[Saved entries]
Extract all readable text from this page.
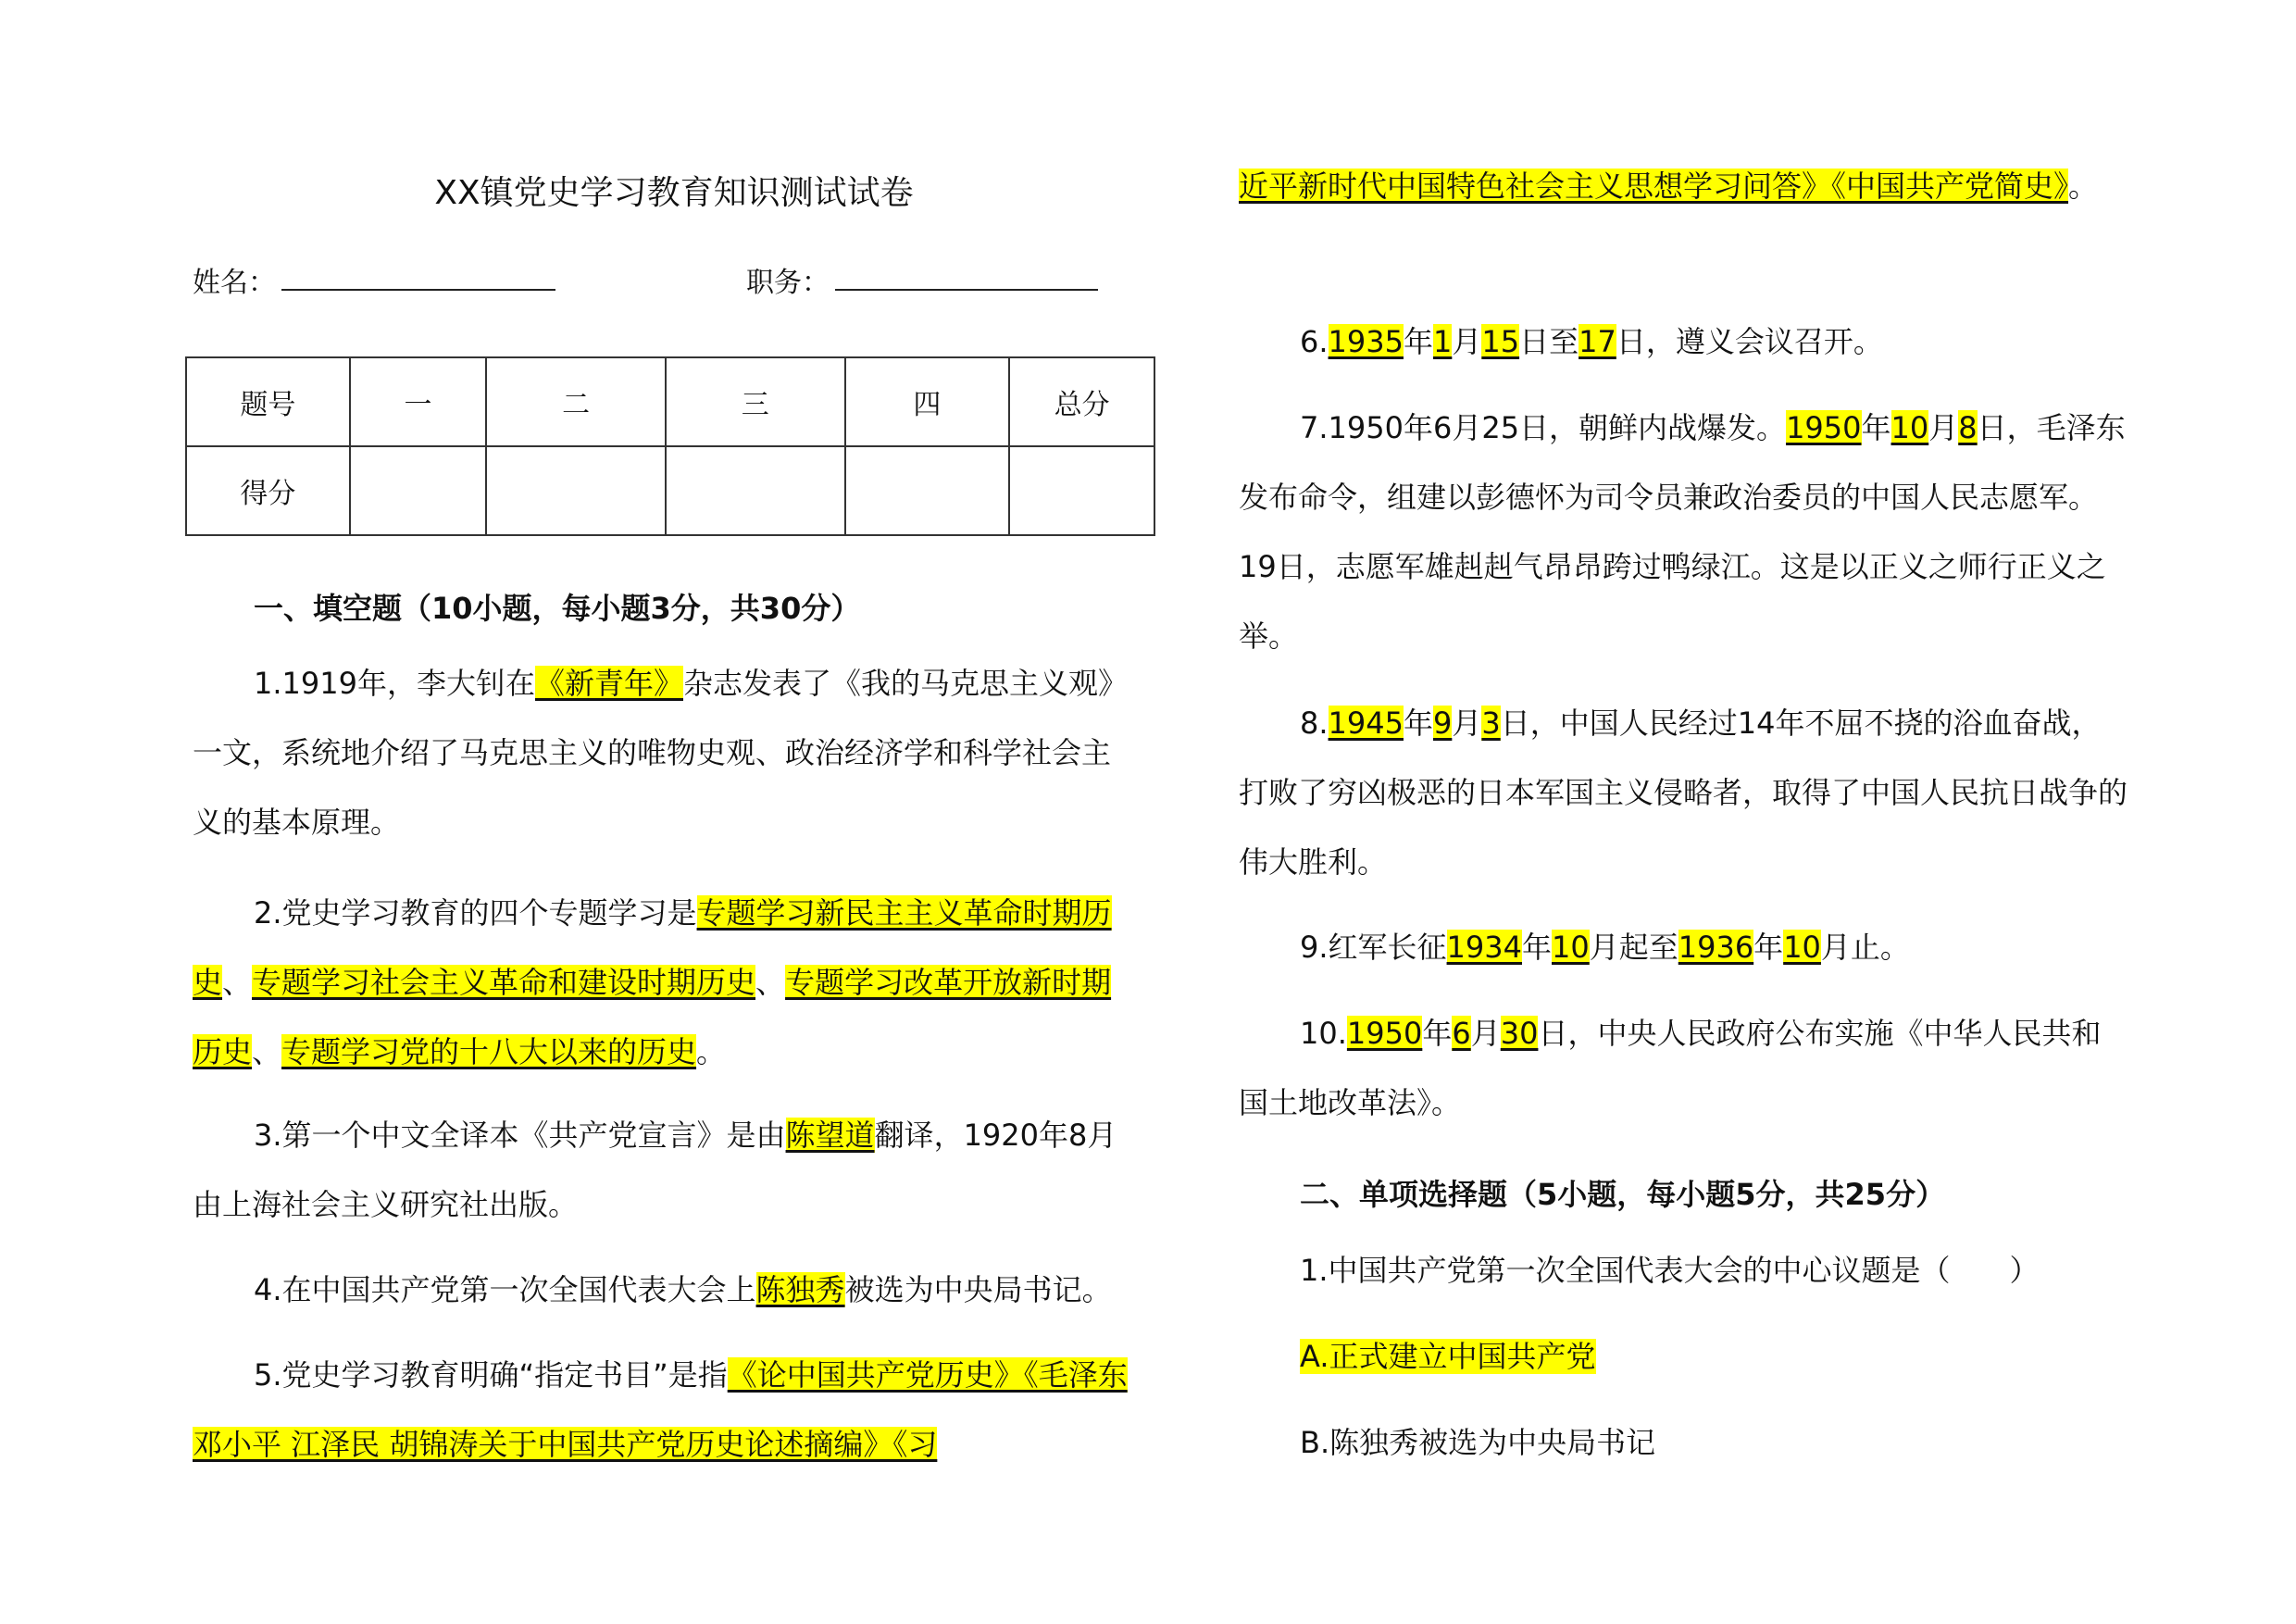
XX镇党史学习教育知识测试试卷
姓名：	职务：
题号	一	二	三	四	总分
得分					
一、填空题（10小题，每小题3分，共30分）

1.1919年，李大钊在《新青年》杂志发表了《我的马克思主义观》一文，系统地介绍了马克思主义的唯物史观、政治经济学和科学社会主义的基本原理。

2.党史学习教育的四个专题学习是专题学习新民主主义革命时期历史、专题学习社会主义革命和建设时期历史、专题学习改革开放新时期历史、专题学习党的十八大以来的历史。

3.第一个中文全译本《共产党宣言》是由陈望道翻译，1920年8月由上海社会主义研究社出版。

4.在中国共产党第一次全国代表大会上陈独秀被选为中央局书记。

5.党史学习教育明确“指定书目”是指《论中国共产党历史》《毛泽东 邓小平 江泽民 胡锦涛关于中国共产党历史论述摘编》《习

近平新时代中国特色社会主义思想学习问答》《中国共产党简史》。

6.1935年1月15日至17日，遵义会议召开。

7.1950年6月25日，朝鲜内战爆发。1950年10月8日，毛泽东发布命令，组建以彭德怀为司令员兼政治委员的中国人民志愿军。19日，志愿军雄赳赳气昂昂跨过鸭绿江。这是以正义之师行正义之举。

8.1945年9月3日，中国人民经过14年不屈不挠的浴血奋战，打败了穷凶极恶的日本军国主义侵略者，取得了中国人民抗日战争的伟大胜利。

9.红军长征1934年10月起至1936年10月止。

10.1950年6月30日，中央人民政府公布实施《中华人民共和国土地改革法》。

二、单项选择题（5小题，每小题5分，共25分）

1.中国共产党第一次全国代表大会的中心议题是（　　）

A.正式建立中国共产党

B.陈独秀被选为中央局书记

→ GOAL OF THE EXERCISE
Except for the pictures, reproduce every line exactly.

→ RIGHT ANSWER
Extract all readable text from this page.
XX镇党史学习教育知识测试试卷
姓名：	职务：
题号	一	二	三	四	总分
得分					
一、填空题（10小题，每小题3分，共30分）

1.1919年，李大钊在《新青年》杂志发表了《我的马克思主义观》一文，系统地介绍了马克思主义的唯物史观、政治经济学和科学社会主义的基本原理。

2.党史学习教育的四个专题学习是专题学习新民主主义革命时期历史、专题学习社会主义革命和建设时期历史、专题学习改革开放新时期历史、专题学习党的十八大以来的历史。

3.第一个中文全译本《共产党宣言》是由陈望道翻译，1920年8月由上海社会主义研究社出版。

4.在中国共产党第一次全国代表大会上陈独秀被选为中央局书记。

5.党史学习教育明确“指定书目”是指《论中国共产党历史》《毛泽东 邓小平 江泽民 胡锦涛关于中国共产党历史论述摘编》《习

近平新时代中国特色社会主义思想学习问答》《中国共产党简史》。

6.1935年1月15日至17日，遵义会议召开。

7.1950年6月25日，朝鲜内战爆发。1950年10月8日，毛泽东发布命令，组建以彭德怀为司令员兼政治委员的中国人民志愿军。19日，志愿军雄赳赳气昂昂跨过鸭绿江。这是以正义之师行正义之举。

8.1945年9月3日，中国人民经过14年不屈不挠的浴血奋战，打败了穷凶极恶的日本军国主义侵略者，取得了中国人民抗日战争的伟大胜利。

9.红军长征1934年10月起至1936年10月止。

10.1950年6月30日，中央人民政府公布实施《中华人民共和国土地改革法》。

二、单项选择题（5小题，每小题5分，共25分）

1.中国共产党第一次全国代表大会的中心议题是（　　）

A.正式建立中国共产党

B.陈独秀被选为中央局书记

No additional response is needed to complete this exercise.